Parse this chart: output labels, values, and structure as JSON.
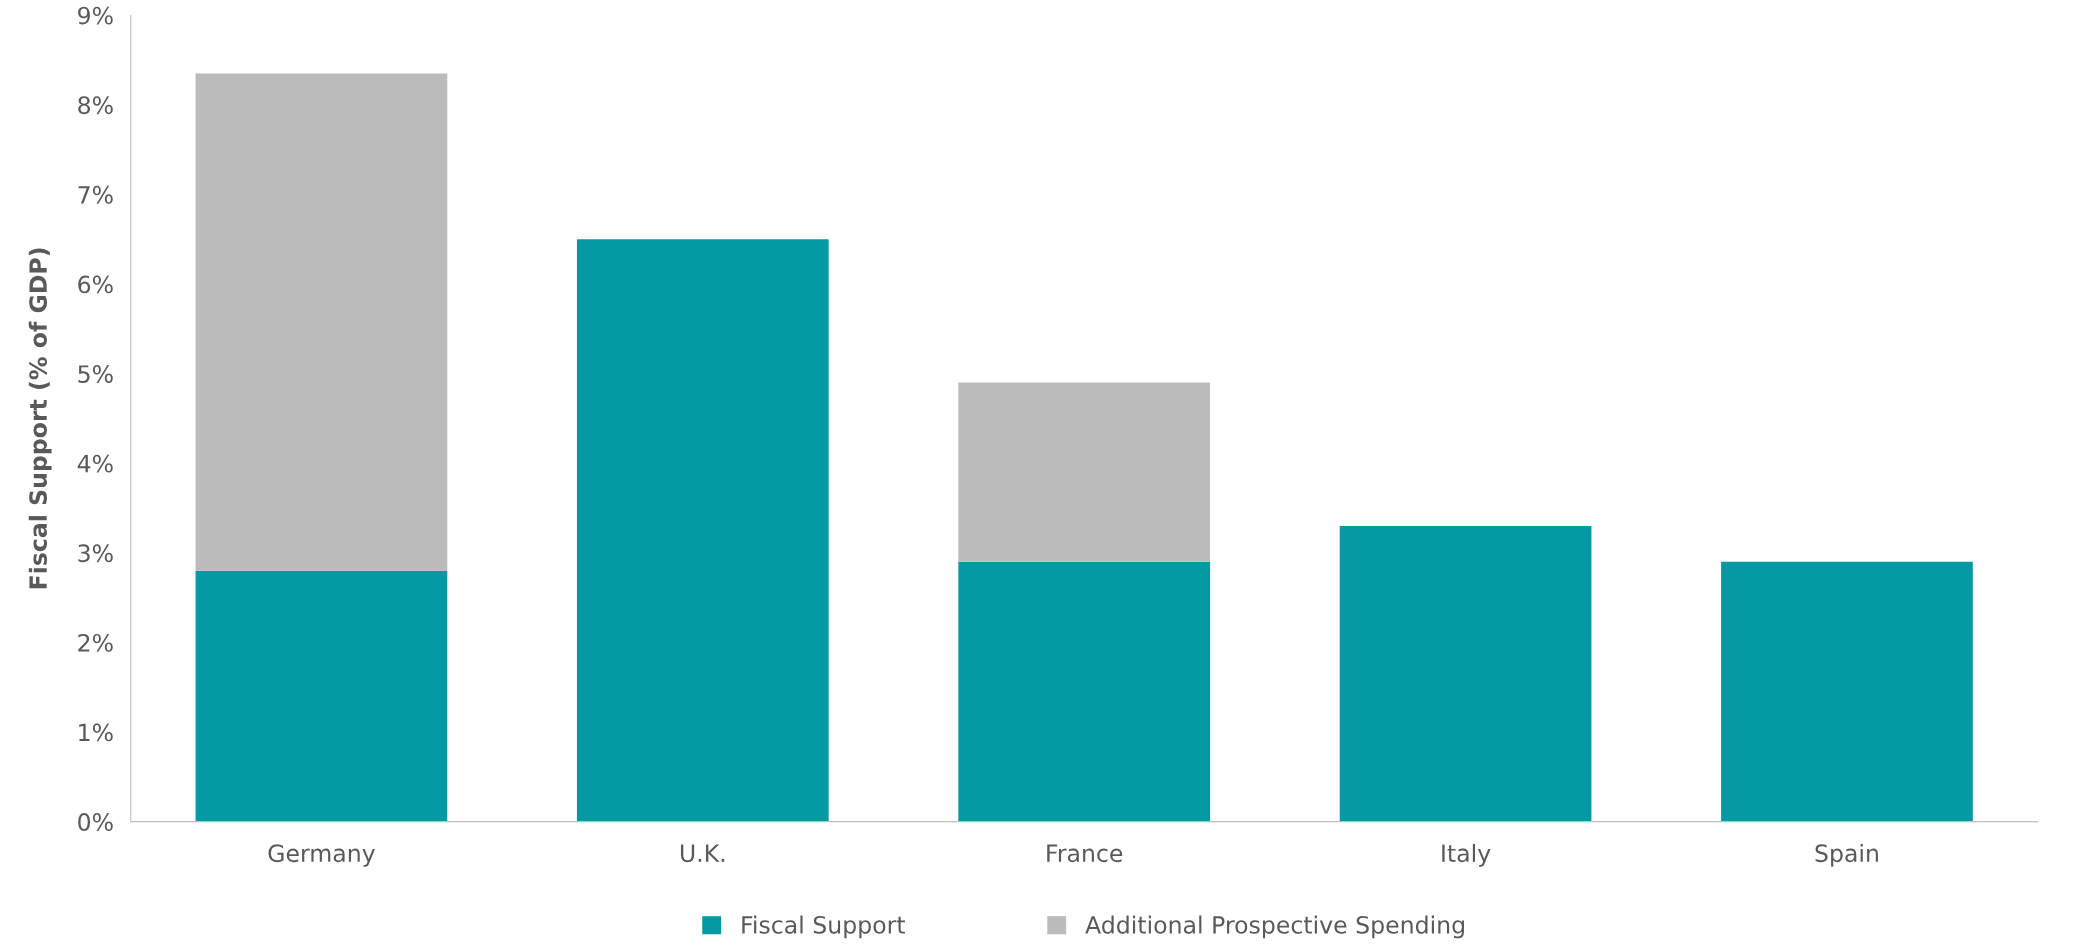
{
  "chart_data": {
    "type": "bar",
    "stacked": true,
    "ylabel": "Fiscal Support (% of GDP)",
    "categories": [
      "Germany",
      "U.K.",
      "France",
      "Italy",
      "Spain"
    ],
    "series": [
      {
        "name": "Fiscal Support",
        "color": "#0599a3",
        "values": [
          2.8,
          6.5,
          2.9,
          3.3,
          2.9
        ]
      },
      {
        "name": "Additional Prospective Spending",
        "color": "#bbbbbb",
        "values": [
          5.55,
          null,
          2.0,
          null,
          null
        ]
      }
    ],
    "ylim": [
      0,
      9
    ],
    "yticks": [
      {
        "value": 0,
        "label": "0%"
      },
      {
        "value": 1,
        "label": "1%"
      },
      {
        "value": 2,
        "label": "2%"
      },
      {
        "value": 3,
        "label": "3%"
      },
      {
        "value": 4,
        "label": "4%"
      },
      {
        "value": 5,
        "label": "5%"
      },
      {
        "value": 6,
        "label": "6%"
      },
      {
        "value": 7,
        "label": "7%"
      },
      {
        "value": 8,
        "label": "8%"
      },
      {
        "value": 9,
        "label": "9%"
      }
    ],
    "grid": false,
    "legend": "bottom"
  }
}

▬▬▬

> **YOUR INSTRUCTIONS**
Leave the images out, please, and restate each line word for word.

> **WRITTEN RESPONSE**
Parse this chart: output labels, values, and structure as JSON.
{
  "chart_data": {
    "type": "bar",
    "stacked": true,
    "ylabel": "Fiscal Support (% of GDP)",
    "categories": [
      "Germany",
      "U.K.",
      "France",
      "Italy",
      "Spain"
    ],
    "series": [
      {
        "name": "Fiscal Support",
        "color": "#0599a3",
        "values": [
          2.8,
          6.5,
          2.9,
          3.3,
          2.9
        ]
      },
      {
        "name": "Additional Prospective Spending",
        "color": "#bbbbbb",
        "values": [
          5.55,
          null,
          2.0,
          null,
          null
        ]
      }
    ],
    "ylim": [
      0,
      9
    ],
    "yticks": [
      {
        "value": 0,
        "label": "0%"
      },
      {
        "value": 1,
        "label": "1%"
      },
      {
        "value": 2,
        "label": "2%"
      },
      {
        "value": 3,
        "label": "3%"
      },
      {
        "value": 4,
        "label": "4%"
      },
      {
        "value": 5,
        "label": "5%"
      },
      {
        "value": 6,
        "label": "6%"
      },
      {
        "value": 7,
        "label": "7%"
      },
      {
        "value": 8,
        "label": "8%"
      },
      {
        "value": 9,
        "label": "9%"
      }
    ],
    "grid": false,
    "legend": "bottom"
  }
}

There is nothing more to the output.